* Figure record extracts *
----
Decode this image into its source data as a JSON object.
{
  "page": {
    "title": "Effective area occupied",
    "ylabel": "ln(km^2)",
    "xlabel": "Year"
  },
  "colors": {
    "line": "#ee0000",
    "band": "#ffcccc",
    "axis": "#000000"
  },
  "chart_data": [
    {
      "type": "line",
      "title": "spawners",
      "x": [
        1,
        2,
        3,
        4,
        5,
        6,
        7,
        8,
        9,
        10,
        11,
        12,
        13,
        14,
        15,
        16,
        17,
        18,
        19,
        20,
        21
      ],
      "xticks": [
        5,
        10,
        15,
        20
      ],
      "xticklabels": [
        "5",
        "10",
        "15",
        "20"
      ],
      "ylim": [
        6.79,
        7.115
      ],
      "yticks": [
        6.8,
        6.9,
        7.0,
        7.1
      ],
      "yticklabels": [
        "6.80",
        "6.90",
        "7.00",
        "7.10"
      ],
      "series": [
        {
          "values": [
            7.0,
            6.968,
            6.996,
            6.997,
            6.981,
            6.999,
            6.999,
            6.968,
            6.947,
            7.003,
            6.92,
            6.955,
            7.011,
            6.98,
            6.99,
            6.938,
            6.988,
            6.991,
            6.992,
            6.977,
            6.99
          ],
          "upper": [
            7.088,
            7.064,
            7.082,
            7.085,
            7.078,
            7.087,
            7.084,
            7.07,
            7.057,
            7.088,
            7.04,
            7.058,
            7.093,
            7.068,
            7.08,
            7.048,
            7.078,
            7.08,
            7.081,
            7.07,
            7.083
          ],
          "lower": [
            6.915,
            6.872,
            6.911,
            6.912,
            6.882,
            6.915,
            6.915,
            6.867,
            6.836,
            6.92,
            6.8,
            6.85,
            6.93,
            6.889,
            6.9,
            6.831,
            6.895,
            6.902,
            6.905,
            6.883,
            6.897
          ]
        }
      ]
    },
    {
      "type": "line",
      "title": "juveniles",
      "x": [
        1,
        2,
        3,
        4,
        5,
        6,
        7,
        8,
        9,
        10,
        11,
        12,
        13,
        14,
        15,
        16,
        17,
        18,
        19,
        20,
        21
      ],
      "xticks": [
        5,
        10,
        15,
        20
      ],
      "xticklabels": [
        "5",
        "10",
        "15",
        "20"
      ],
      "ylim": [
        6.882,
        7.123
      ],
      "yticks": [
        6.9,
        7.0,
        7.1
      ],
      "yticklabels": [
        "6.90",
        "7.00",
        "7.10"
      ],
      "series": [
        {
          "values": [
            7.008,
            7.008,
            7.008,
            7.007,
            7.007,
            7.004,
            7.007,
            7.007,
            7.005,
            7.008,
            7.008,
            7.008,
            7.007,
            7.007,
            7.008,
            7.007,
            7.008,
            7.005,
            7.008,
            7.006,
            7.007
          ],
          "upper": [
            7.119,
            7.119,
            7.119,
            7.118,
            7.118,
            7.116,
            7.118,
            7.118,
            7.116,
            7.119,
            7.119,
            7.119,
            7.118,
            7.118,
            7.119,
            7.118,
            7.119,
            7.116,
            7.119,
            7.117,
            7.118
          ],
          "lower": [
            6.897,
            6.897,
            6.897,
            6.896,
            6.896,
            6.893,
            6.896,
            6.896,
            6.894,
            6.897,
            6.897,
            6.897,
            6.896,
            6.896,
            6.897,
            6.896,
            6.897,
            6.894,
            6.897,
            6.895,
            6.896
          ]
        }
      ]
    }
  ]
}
----
* Your goal *
Each record above should be restated word for word.

* The answer *
Decode this image into its source data as a JSON object.
{
  "page": {
    "title": "Effective area occupied",
    "ylabel": "ln(km^2)",
    "xlabel": "Year"
  },
  "colors": {
    "line": "#ee0000",
    "band": "#ffcccc",
    "axis": "#000000"
  },
  "chart_data": [
    {
      "type": "line",
      "title": "spawners",
      "x": [
        1,
        2,
        3,
        4,
        5,
        6,
        7,
        8,
        9,
        10,
        11,
        12,
        13,
        14,
        15,
        16,
        17,
        18,
        19,
        20,
        21
      ],
      "xticks": [
        5,
        10,
        15,
        20
      ],
      "xticklabels": [
        "5",
        "10",
        "15",
        "20"
      ],
      "ylim": [
        6.79,
        7.115
      ],
      "yticks": [
        6.8,
        6.9,
        7.0,
        7.1
      ],
      "yticklabels": [
        "6.80",
        "6.90",
        "7.00",
        "7.10"
      ],
      "series": [
        {
          "values": [
            7.0,
            6.968,
            6.996,
            6.997,
            6.981,
            6.999,
            6.999,
            6.968,
            6.947,
            7.003,
            6.92,
            6.955,
            7.011,
            6.98,
            6.99,
            6.938,
            6.988,
            6.991,
            6.992,
            6.977,
            6.99
          ],
          "upper": [
            7.088,
            7.064,
            7.082,
            7.085,
            7.078,
            7.087,
            7.084,
            7.07,
            7.057,
            7.088,
            7.04,
            7.058,
            7.093,
            7.068,
            7.08,
            7.048,
            7.078,
            7.08,
            7.081,
            7.07,
            7.083
          ],
          "lower": [
            6.915,
            6.872,
            6.911,
            6.912,
            6.882,
            6.915,
            6.915,
            6.867,
            6.836,
            6.92,
            6.8,
            6.85,
            6.93,
            6.889,
            6.9,
            6.831,
            6.895,
            6.902,
            6.905,
            6.883,
            6.897
          ]
        }
      ]
    },
    {
      "type": "line",
      "title": "juveniles",
      "x": [
        1,
        2,
        3,
        4,
        5,
        6,
        7,
        8,
        9,
        10,
        11,
        12,
        13,
        14,
        15,
        16,
        17,
        18,
        19,
        20,
        21
      ],
      "xticks": [
        5,
        10,
        15,
        20
      ],
      "xticklabels": [
        "5",
        "10",
        "15",
        "20"
      ],
      "ylim": [
        6.882,
        7.123
      ],
      "yticks": [
        6.9,
        7.0,
        7.1
      ],
      "yticklabels": [
        "6.90",
        "7.00",
        "7.10"
      ],
      "series": [
        {
          "values": [
            7.008,
            7.008,
            7.008,
            7.007,
            7.007,
            7.004,
            7.007,
            7.007,
            7.005,
            7.008,
            7.008,
            7.008,
            7.007,
            7.007,
            7.008,
            7.007,
            7.008,
            7.005,
            7.008,
            7.006,
            7.007
          ],
          "upper": [
            7.119,
            7.119,
            7.119,
            7.118,
            7.118,
            7.116,
            7.118,
            7.118,
            7.116,
            7.119,
            7.119,
            7.119,
            7.118,
            7.118,
            7.119,
            7.118,
            7.119,
            7.116,
            7.119,
            7.117,
            7.118
          ],
          "lower": [
            6.897,
            6.897,
            6.897,
            6.896,
            6.896,
            6.893,
            6.896,
            6.896,
            6.894,
            6.897,
            6.897,
            6.897,
            6.896,
            6.896,
            6.897,
            6.896,
            6.897,
            6.894,
            6.897,
            6.895,
            6.896
          ]
        }
      ]
    }
  ]
}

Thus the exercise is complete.